## Records for this task
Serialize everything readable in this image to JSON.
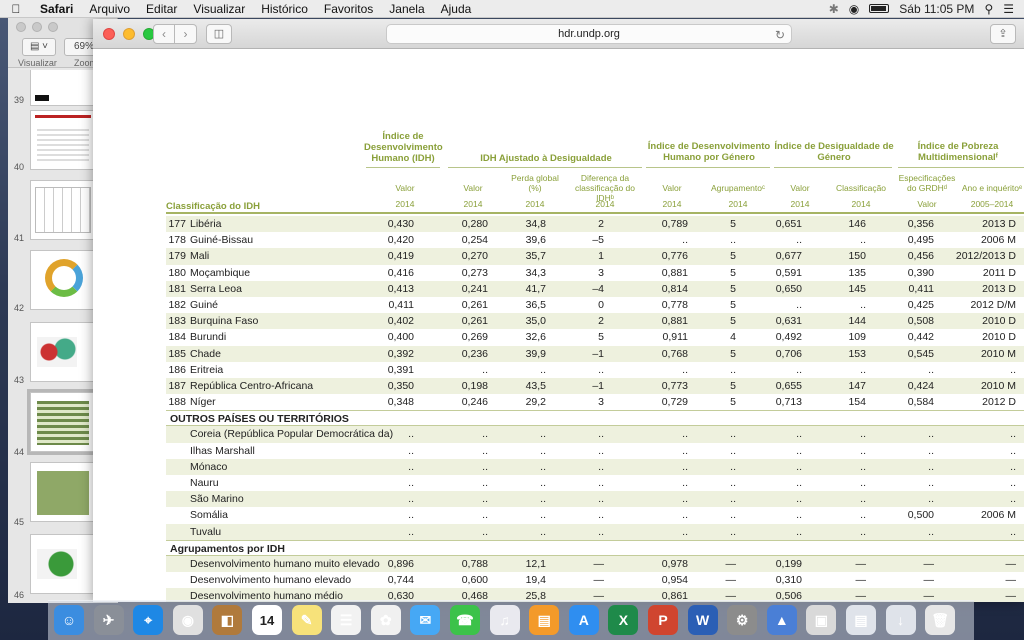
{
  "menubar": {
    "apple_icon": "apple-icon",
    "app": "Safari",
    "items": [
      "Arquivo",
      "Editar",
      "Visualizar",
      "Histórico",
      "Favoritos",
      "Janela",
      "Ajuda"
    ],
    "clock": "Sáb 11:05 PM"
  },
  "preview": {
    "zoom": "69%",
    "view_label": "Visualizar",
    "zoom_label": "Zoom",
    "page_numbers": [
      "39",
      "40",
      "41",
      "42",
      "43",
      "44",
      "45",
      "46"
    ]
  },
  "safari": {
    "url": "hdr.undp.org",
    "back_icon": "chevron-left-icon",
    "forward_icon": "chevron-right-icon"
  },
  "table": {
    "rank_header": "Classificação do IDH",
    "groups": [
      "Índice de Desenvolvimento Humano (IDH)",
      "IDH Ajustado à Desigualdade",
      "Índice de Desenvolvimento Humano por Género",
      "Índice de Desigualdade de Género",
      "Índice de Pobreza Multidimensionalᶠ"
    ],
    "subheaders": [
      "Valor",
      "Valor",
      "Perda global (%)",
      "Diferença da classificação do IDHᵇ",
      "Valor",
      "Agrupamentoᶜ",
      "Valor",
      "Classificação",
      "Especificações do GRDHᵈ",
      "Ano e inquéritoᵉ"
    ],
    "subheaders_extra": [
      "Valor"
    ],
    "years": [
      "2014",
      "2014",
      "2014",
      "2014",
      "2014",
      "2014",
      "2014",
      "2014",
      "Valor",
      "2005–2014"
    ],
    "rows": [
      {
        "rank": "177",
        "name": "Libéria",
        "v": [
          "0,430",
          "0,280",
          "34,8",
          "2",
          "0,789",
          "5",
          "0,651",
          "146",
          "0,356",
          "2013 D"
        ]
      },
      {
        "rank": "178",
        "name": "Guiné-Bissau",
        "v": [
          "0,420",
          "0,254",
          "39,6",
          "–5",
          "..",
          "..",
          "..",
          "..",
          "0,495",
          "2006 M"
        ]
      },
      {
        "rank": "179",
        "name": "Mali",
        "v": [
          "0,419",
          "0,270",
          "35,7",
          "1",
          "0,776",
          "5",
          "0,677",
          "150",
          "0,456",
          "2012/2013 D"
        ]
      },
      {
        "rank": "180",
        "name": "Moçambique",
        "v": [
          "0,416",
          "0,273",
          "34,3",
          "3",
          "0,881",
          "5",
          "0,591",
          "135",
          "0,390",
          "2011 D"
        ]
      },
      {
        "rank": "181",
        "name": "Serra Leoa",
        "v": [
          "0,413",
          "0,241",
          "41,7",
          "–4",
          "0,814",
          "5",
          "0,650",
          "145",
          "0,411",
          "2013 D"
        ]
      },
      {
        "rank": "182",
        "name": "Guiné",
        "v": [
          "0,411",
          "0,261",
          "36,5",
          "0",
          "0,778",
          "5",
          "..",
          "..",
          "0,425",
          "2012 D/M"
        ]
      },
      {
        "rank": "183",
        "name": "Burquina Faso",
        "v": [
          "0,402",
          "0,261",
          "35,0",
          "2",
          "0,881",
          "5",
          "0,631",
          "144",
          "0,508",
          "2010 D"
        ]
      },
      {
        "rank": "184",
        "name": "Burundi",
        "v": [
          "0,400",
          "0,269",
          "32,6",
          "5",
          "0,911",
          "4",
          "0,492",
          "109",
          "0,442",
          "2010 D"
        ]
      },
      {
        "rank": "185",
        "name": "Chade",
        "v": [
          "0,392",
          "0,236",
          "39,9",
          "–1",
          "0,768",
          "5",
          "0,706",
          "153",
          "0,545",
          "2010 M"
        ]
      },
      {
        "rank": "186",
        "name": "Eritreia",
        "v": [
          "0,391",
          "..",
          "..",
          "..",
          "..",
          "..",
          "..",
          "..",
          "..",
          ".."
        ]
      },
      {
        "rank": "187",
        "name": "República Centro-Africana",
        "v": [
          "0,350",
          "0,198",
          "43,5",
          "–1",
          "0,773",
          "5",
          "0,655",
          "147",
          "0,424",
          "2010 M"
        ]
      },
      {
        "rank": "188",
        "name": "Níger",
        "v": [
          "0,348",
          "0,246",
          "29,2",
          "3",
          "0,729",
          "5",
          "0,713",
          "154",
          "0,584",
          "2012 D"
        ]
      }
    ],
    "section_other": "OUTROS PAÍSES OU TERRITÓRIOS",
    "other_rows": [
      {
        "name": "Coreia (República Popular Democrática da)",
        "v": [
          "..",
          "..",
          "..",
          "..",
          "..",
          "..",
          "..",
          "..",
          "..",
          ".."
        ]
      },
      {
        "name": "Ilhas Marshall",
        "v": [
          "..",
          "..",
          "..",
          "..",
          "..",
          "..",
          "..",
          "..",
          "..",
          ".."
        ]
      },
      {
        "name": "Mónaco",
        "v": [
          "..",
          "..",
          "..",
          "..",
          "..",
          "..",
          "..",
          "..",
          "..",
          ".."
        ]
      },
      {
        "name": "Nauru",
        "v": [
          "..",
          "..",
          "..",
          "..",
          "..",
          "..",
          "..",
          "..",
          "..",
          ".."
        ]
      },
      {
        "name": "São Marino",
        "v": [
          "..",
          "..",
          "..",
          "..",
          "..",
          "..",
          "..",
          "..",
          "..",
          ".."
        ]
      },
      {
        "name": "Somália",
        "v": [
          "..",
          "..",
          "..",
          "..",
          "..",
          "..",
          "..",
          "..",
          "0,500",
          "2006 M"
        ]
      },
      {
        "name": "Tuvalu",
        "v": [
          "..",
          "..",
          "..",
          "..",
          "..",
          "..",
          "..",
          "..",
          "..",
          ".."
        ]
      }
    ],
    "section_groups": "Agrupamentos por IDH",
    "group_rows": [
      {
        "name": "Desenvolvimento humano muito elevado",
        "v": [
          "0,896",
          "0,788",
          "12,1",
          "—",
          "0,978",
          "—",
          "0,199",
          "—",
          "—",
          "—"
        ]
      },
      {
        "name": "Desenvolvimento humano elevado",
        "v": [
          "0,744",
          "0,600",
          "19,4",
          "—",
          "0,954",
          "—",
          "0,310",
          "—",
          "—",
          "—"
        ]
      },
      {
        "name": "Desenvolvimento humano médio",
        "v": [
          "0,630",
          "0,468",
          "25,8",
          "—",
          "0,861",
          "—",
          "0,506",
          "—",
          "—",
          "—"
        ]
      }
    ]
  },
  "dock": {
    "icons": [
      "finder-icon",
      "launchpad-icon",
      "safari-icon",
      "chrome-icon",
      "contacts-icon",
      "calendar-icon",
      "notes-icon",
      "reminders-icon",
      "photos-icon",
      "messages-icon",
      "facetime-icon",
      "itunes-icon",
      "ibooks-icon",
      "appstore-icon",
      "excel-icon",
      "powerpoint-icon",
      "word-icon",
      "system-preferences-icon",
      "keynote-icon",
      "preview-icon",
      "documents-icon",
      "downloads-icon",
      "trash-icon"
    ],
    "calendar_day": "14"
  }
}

## Given problem
Copy out every line holding the string "República".

## Task solution
        "name": "República Centro-Africana",
        "name": "Coreia (República Popular Democrática da)",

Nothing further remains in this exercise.